> Records for the exercise:
>>

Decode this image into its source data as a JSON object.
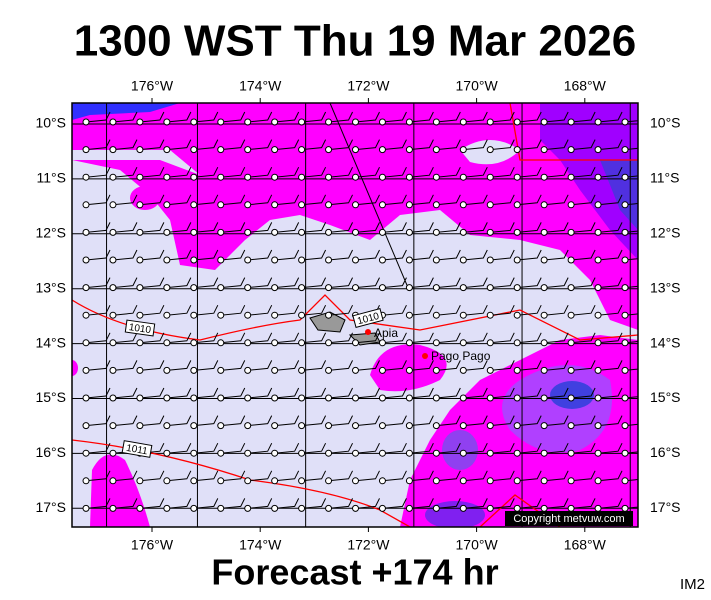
{
  "title": "1300 WST Thu 19 Mar 2026",
  "footer": "Forecast +174 hr",
  "corner_code": "IM2",
  "copyright": "Copyright metvuw.com",
  "lon_labels": [
    "176°W",
    "174°W",
    "172°W",
    "170°W",
    "168°W"
  ],
  "lat_labels": [
    "10°S",
    "11°S",
    "12°S",
    "13°S",
    "14°S",
    "15°S",
    "16°S",
    "17°S"
  ],
  "places": [
    "Apia",
    "Pago Pago"
  ],
  "isobar_labels": [
    "1010",
    "1010",
    "1011"
  ]
}
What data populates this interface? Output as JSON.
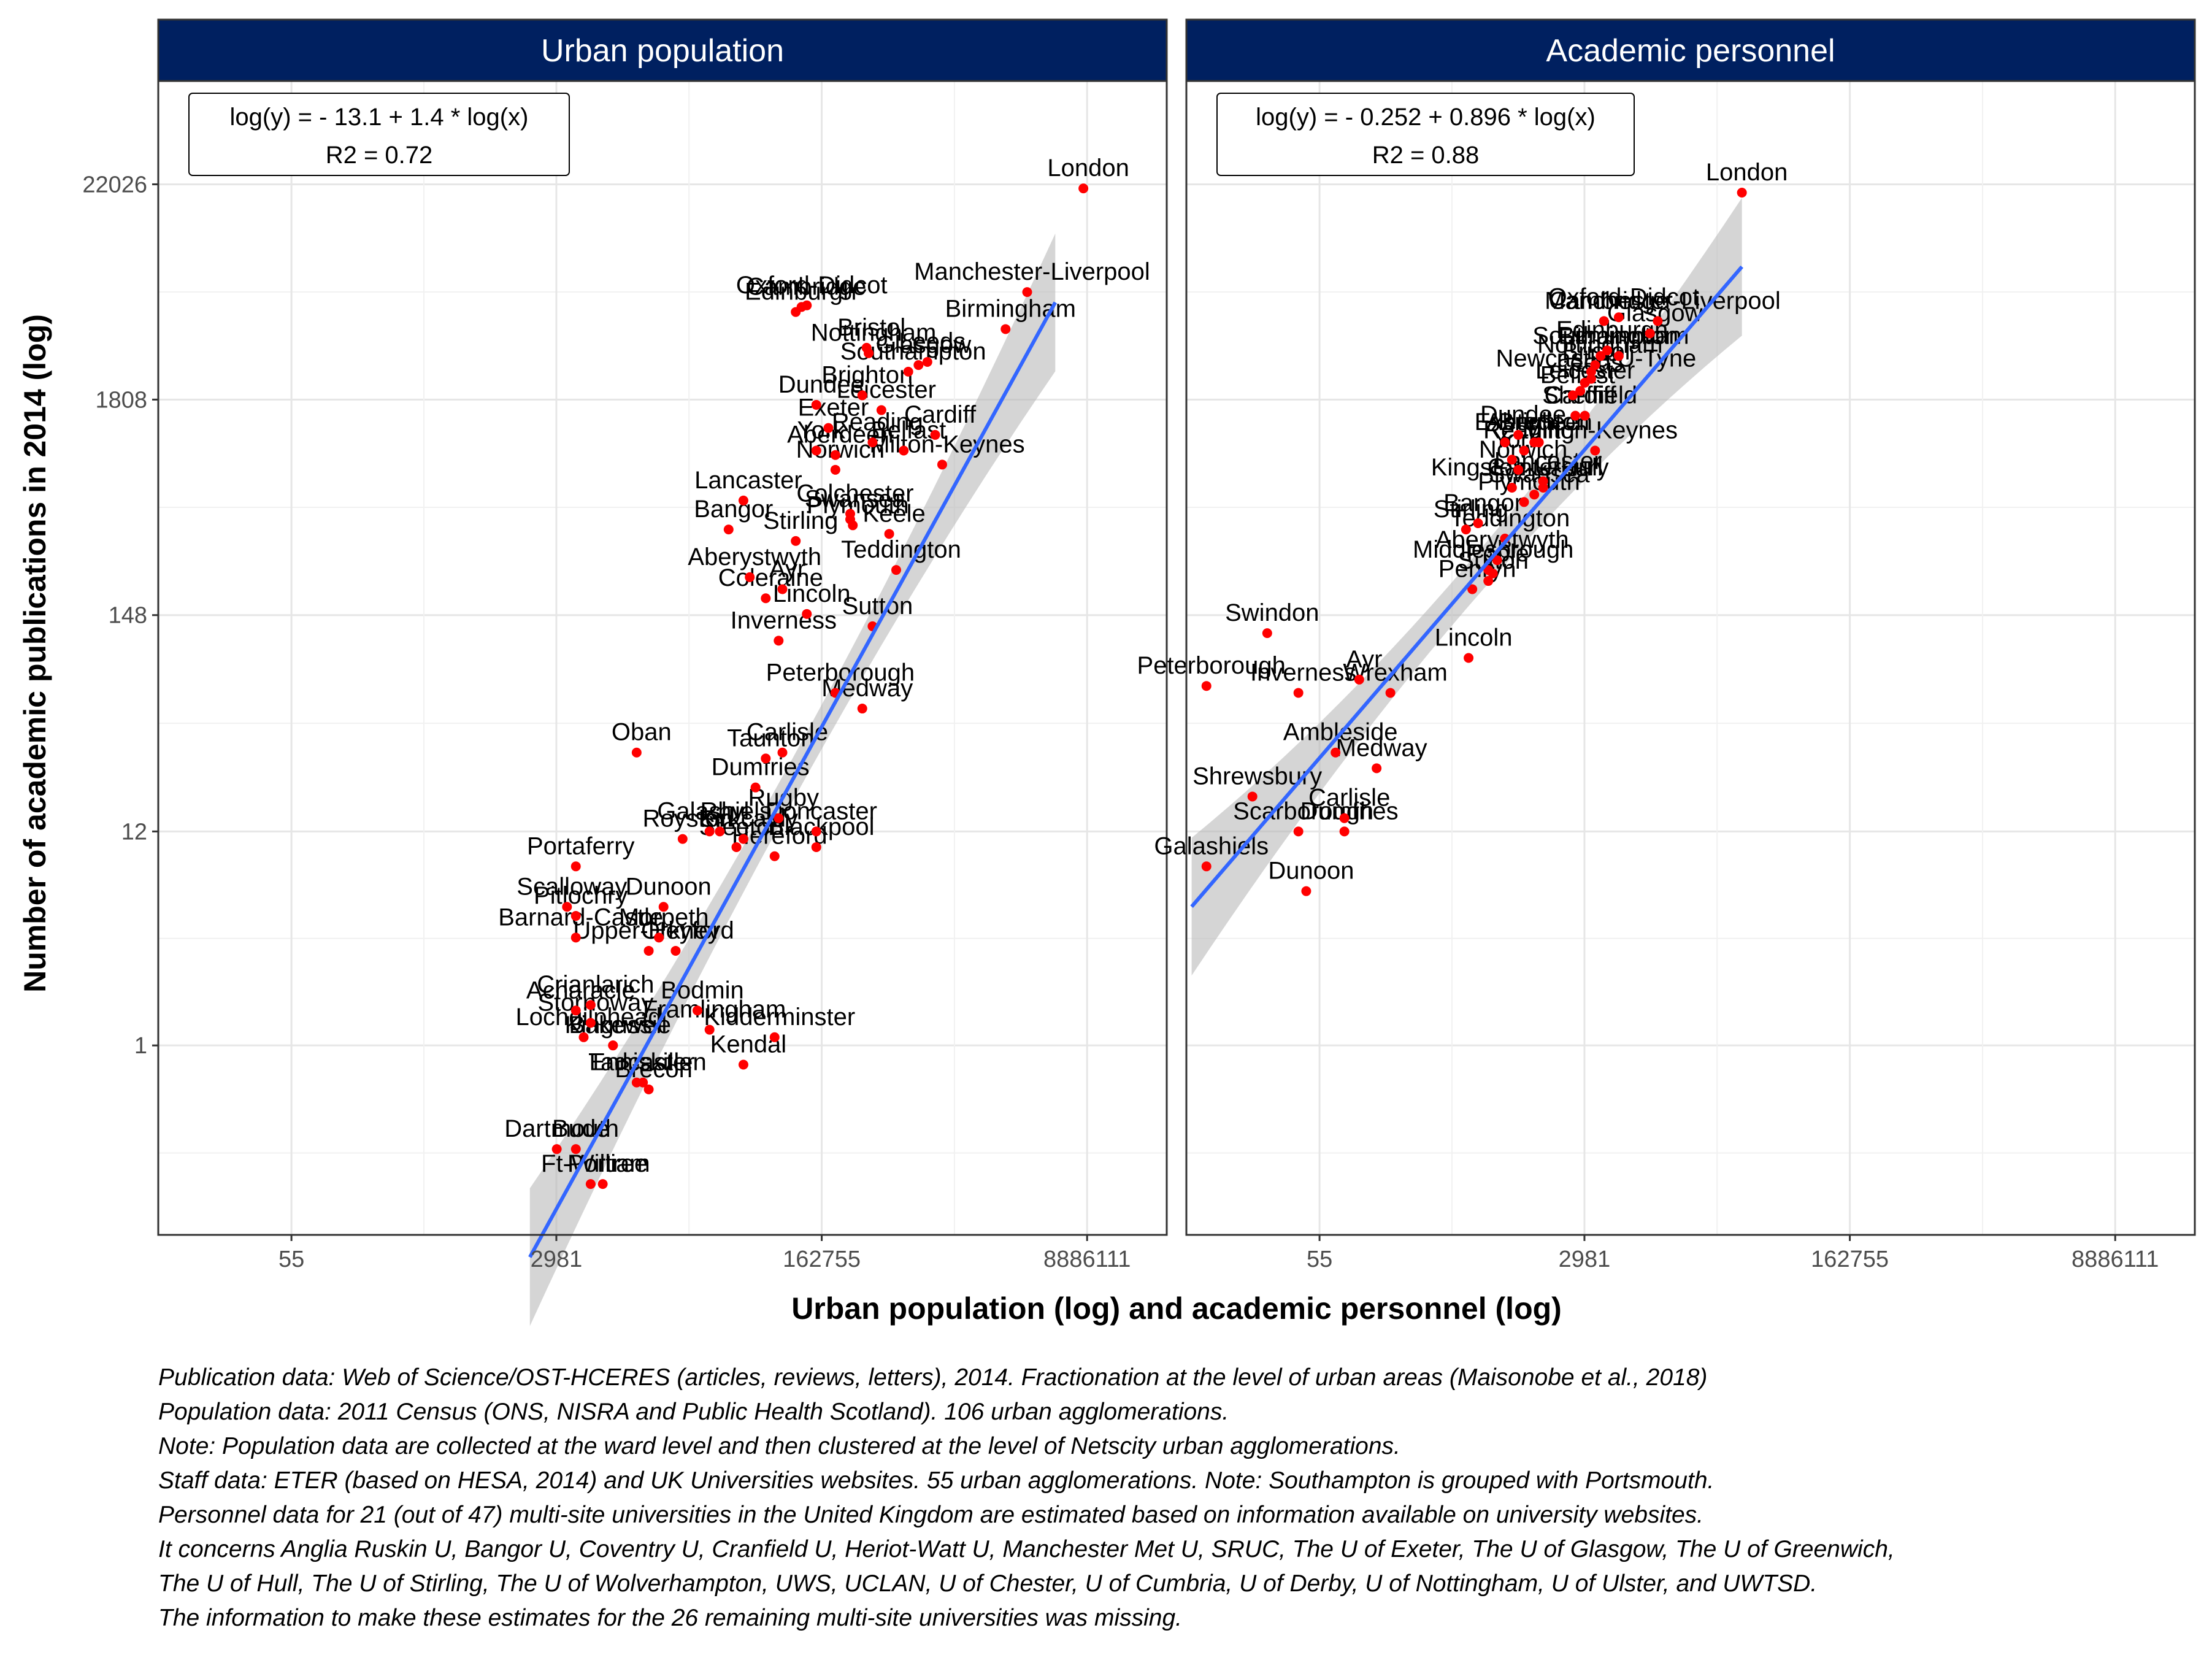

<<

> Given exercise: Without the pictures, retype the whole of the material above exactly.

> Response for this exercise:
Decode this image into its source data as a JSON object.
{
  "title": "1300 WST Thu 19 Mar 2026",
  "footer": "Forecast +174 hr",
  "corner_code": "IM2",
  "copyright": "Copyright metvuw.com",
  "lon_labels": [
    "176°W",
    "174°W",
    "172°W",
    "170°W",
    "168°W"
  ],
  "lat_labels": [
    "10°S",
    "11°S",
    "12°S",
    "13°S",
    "14°S",
    "15°S",
    "16°S",
    "17°S"
  ],
  "places": [
    "Apia",
    "Pago Pago"
  ],
  "isobar_labels": [
    "1010",
    "1010",
    "1011"
  ]
}
What data populates this interface? Output as JSON.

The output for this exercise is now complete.